--- Directive ---
Work out how many lines hold the string "життя". The answer is a single number, nothing more.
--- Begin Material supplied ---
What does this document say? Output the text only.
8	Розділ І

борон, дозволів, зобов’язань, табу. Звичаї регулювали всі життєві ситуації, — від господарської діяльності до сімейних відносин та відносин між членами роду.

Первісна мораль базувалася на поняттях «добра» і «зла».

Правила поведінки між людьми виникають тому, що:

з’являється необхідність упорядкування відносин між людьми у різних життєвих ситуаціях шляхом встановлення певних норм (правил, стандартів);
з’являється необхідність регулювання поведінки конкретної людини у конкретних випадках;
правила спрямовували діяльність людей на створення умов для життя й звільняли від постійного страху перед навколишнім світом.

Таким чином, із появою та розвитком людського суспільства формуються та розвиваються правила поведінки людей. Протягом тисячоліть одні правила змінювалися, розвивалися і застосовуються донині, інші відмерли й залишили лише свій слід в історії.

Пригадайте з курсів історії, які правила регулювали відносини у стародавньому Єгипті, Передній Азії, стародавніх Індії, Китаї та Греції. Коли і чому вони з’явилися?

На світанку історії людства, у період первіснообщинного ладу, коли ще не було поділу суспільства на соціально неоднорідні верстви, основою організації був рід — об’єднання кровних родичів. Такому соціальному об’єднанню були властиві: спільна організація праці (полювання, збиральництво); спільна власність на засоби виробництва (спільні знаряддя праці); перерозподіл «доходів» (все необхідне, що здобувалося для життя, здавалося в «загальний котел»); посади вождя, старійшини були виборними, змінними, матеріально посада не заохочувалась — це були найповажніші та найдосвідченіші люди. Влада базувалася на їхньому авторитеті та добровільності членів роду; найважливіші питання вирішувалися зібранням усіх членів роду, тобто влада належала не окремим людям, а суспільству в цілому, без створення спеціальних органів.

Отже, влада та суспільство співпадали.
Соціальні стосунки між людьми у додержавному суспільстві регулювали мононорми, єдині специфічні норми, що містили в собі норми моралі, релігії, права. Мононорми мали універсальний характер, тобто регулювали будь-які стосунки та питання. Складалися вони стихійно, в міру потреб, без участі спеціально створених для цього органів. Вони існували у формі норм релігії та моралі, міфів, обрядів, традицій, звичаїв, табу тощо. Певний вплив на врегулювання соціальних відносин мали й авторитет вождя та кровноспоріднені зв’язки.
--- End Material supplied ---
--- Solution for this task ---
2